[Coordinate annotation records]

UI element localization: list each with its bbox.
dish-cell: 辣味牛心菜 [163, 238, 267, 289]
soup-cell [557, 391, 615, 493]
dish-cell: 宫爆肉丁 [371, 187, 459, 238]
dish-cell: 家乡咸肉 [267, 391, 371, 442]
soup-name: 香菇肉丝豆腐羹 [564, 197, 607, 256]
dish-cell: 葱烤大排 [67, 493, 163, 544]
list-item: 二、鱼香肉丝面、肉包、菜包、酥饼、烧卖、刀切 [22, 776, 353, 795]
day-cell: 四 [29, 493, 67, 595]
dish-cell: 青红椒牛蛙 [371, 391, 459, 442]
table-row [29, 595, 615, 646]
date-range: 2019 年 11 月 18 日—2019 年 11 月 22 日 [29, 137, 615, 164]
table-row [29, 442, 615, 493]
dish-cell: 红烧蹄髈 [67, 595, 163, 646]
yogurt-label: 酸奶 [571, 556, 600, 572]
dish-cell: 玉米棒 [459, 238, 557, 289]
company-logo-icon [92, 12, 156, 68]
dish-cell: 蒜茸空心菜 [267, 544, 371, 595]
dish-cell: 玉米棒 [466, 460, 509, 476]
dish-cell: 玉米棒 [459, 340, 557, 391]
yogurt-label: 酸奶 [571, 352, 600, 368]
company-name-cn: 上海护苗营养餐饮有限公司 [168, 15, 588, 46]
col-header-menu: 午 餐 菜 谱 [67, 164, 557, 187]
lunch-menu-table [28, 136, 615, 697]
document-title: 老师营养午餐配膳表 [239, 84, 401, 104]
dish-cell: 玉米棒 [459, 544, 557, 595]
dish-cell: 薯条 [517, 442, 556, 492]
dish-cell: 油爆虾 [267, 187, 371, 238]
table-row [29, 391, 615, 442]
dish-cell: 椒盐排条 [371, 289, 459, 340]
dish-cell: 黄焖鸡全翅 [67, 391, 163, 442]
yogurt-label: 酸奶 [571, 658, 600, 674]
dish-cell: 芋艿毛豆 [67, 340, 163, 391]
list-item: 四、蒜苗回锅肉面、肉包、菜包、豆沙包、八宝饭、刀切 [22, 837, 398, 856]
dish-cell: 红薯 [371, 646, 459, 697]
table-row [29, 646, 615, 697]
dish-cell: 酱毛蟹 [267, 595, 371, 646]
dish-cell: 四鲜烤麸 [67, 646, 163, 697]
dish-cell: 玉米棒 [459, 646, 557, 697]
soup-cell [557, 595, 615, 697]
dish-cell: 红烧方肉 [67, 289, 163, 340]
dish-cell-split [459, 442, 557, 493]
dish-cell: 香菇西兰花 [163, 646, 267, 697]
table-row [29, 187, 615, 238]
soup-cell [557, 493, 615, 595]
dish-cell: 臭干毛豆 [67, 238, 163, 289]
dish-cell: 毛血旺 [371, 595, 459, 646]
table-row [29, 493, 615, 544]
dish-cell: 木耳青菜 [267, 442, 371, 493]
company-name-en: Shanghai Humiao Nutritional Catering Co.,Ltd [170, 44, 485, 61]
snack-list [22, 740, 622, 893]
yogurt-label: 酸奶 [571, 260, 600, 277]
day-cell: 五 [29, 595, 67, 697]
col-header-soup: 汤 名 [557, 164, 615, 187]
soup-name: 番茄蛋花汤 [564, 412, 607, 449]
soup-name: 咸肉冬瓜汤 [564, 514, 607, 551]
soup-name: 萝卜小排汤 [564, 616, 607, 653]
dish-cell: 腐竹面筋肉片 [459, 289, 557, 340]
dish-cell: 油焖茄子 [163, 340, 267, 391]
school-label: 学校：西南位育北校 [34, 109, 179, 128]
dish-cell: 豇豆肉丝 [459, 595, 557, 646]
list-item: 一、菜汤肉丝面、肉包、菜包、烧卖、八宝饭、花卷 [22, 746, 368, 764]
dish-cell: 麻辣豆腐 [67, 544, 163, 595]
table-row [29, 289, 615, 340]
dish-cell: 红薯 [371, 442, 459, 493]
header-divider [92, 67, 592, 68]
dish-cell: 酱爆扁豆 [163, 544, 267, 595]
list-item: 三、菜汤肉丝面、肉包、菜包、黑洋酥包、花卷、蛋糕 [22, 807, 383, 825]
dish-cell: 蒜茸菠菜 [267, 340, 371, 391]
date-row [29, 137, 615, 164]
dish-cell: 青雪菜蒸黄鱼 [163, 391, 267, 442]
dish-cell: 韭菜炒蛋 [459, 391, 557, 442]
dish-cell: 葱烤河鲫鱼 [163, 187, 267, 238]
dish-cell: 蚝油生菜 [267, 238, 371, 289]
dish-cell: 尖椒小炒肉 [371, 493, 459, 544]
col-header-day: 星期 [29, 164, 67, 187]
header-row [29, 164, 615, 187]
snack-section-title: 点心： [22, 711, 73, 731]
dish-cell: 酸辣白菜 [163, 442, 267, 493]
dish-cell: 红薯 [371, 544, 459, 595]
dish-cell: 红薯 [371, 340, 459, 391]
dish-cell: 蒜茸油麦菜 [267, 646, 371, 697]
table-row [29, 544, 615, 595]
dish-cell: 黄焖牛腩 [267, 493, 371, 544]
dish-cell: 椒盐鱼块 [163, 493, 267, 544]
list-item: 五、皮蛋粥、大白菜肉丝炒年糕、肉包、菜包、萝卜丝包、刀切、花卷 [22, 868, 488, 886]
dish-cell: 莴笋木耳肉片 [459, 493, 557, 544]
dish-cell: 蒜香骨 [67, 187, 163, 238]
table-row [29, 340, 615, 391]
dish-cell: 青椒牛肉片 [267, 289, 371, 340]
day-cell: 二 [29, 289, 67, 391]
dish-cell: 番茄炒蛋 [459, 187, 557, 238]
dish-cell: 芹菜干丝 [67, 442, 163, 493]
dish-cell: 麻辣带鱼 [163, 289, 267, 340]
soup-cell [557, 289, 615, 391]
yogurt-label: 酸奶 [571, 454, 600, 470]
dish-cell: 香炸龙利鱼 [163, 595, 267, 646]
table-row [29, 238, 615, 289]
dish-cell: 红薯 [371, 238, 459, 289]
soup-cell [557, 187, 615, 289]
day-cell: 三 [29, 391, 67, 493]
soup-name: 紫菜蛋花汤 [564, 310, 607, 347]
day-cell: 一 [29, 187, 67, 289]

• [What you are asked to do] Output every row above, keeping each line exactly the same.

• [Exercise output]
UI element localization: list each with its bbox.
dish-cell: 辣味牛心菜 [163, 238, 267, 289]
soup-cell [557, 391, 615, 493]
dish-cell: 宫爆肉丁 [371, 187, 459, 238]
dish-cell: 家乡咸肉 [267, 391, 371, 442]
soup-name: 香菇肉丝豆腐羹 [564, 197, 607, 256]
dish-cell: 葱烤大排 [67, 493, 163, 544]
list-item: 二、鱼香肉丝面、肉包、菜包、酥饼、烧卖、刀切 [22, 776, 353, 795]
day-cell: 四 [29, 493, 67, 595]
dish-cell: 青红椒牛蛙 [371, 391, 459, 442]
table-row [29, 595, 615, 646]
date-range: 2019 年 11 月 18 日—2019 年 11 月 22 日 [29, 137, 615, 164]
table-row [29, 442, 615, 493]
dish-cell: 红烧蹄髈 [67, 595, 163, 646]
yogurt-label: 酸奶 [571, 556, 600, 572]
dish-cell: 玉米棒 [459, 238, 557, 289]
company-logo-icon [92, 12, 156, 68]
dish-cell: 蒜茸空心菜 [267, 544, 371, 595]
dish-cell: 玉米棒 [466, 460, 509, 476]
dish-cell: 玉米棒 [459, 340, 557, 391]
yogurt-label: 酸奶 [571, 352, 600, 368]
company-name-cn: 上海护苗营养餐饮有限公司 [168, 15, 588, 46]
col-header-menu: 午 餐 菜 谱 [67, 164, 557, 187]
lunch-menu-table [28, 136, 615, 697]
document-title: 老师营养午餐配膳表 [239, 84, 401, 104]
dish-cell: 玉米棒 [459, 544, 557, 595]
dish-cell: 薯条 [517, 442, 556, 492]
dish-cell: 油爆虾 [267, 187, 371, 238]
table-row [29, 391, 615, 442]
dish-cell: 椒盐排条 [371, 289, 459, 340]
dish-cell: 黄焖鸡全翅 [67, 391, 163, 442]
yogurt-label: 酸奶 [571, 658, 600, 674]
dish-cell: 芋艿毛豆 [67, 340, 163, 391]
list-item: 四、蒜苗回锅肉面、肉包、菜包、豆沙包、八宝饭、刀切 [22, 837, 398, 856]
dish-cell: 红薯 [371, 646, 459, 697]
table-row [29, 646, 615, 697]
dish-cell: 酱毛蟹 [267, 595, 371, 646]
dish-cell: 四鲜烤麸 [67, 646, 163, 697]
dish-cell: 玉米棒 [459, 646, 557, 697]
soup-cell [557, 595, 615, 697]
dish-cell: 红烧方肉 [67, 289, 163, 340]
dish-cell-split [459, 442, 557, 493]
dish-cell: 香菇西兰花 [163, 646, 267, 697]
table-row [29, 187, 615, 238]
soup-cell [557, 493, 615, 595]
dish-cell: 臭干毛豆 [67, 238, 163, 289]
dish-cell: 毛血旺 [371, 595, 459, 646]
table-row [29, 493, 615, 544]
dish-cell: 木耳青菜 [267, 442, 371, 493]
company-name-en: Shanghai Humiao Nutritional Catering Co.,Ltd [170, 44, 485, 61]
snack-list [22, 740, 622, 893]
yogurt-label: 酸奶 [571, 260, 600, 277]
day-cell: 五 [29, 595, 67, 697]
col-header-soup: 汤 名 [557, 164, 615, 187]
soup-name: 番茄蛋花汤 [564, 412, 607, 449]
soup-name: 咸肉冬瓜汤 [564, 514, 607, 551]
soup-name: 萝卜小排汤 [564, 616, 607, 653]
dish-cell: 腐竹面筋肉片 [459, 289, 557, 340]
dish-cell: 油焖茄子 [163, 340, 267, 391]
school-label: 学校：西南位育北校 [34, 109, 179, 128]
dish-cell: 豇豆肉丝 [459, 595, 557, 646]
list-item: 一、菜汤肉丝面、肉包、菜包、烧卖、八宝饭、花卷 [22, 746, 368, 764]
dish-cell: 麻辣豆腐 [67, 544, 163, 595]
table-row [29, 289, 615, 340]
dish-cell: 红薯 [371, 442, 459, 493]
header-divider [92, 67, 592, 68]
dish-cell: 酱爆扁豆 [163, 544, 267, 595]
list-item: 三、菜汤肉丝面、肉包、菜包、黑洋酥包、花卷、蛋糕 [22, 807, 383, 825]
dish-cell: 蒜茸菠菜 [267, 340, 371, 391]
date-row [29, 137, 615, 164]
dish-cell: 青雪菜蒸黄鱼 [163, 391, 267, 442]
dish-cell: 韭菜炒蛋 [459, 391, 557, 442]
dish-cell: 葱烤河鲫鱼 [163, 187, 267, 238]
dish-cell: 蚝油生菜 [267, 238, 371, 289]
dish-cell: 尖椒小炒肉 [371, 493, 459, 544]
col-header-day: 星期 [29, 164, 67, 187]
header-row [29, 164, 615, 187]
snack-section-title: 点心： [22, 711, 73, 731]
dish-cell: 酸辣白菜 [163, 442, 267, 493]
dish-cell: 红薯 [371, 544, 459, 595]
dish-cell: 红薯 [371, 340, 459, 391]
dish-cell: 蒜茸油麦菜 [267, 646, 371, 697]
table-row [29, 544, 615, 595]
dish-cell: 黄焖牛腩 [267, 493, 371, 544]
dish-cell: 椒盐鱼块 [163, 493, 267, 544]
list-item: 五、皮蛋粥、大白菜肉丝炒年糕、肉包、菜包、萝卜丝包、刀切、花卷 [22, 868, 488, 886]
dish-cell: 莴笋木耳肉片 [459, 493, 557, 544]
dish-cell: 蒜香骨 [67, 187, 163, 238]
table-row [29, 340, 615, 391]
dish-cell: 青椒牛肉片 [267, 289, 371, 340]
day-cell: 二 [29, 289, 67, 391]
dish-cell: 番茄炒蛋 [459, 187, 557, 238]
dish-cell: 芹菜干丝 [67, 442, 163, 493]
dish-cell: 麻辣带鱼 [163, 289, 267, 340]
soup-cell [557, 289, 615, 391]
yogurt-label: 酸奶 [571, 454, 600, 470]
dish-cell: 香炸龙利鱼 [163, 595, 267, 646]
table-row [29, 238, 615, 289]
dish-cell: 红薯 [371, 238, 459, 289]
soup-cell [557, 187, 615, 289]
day-cell: 三 [29, 391, 67, 493]
soup-name: 紫菜蛋花汤 [564, 310, 607, 347]
day-cell: 一 [29, 187, 67, 289]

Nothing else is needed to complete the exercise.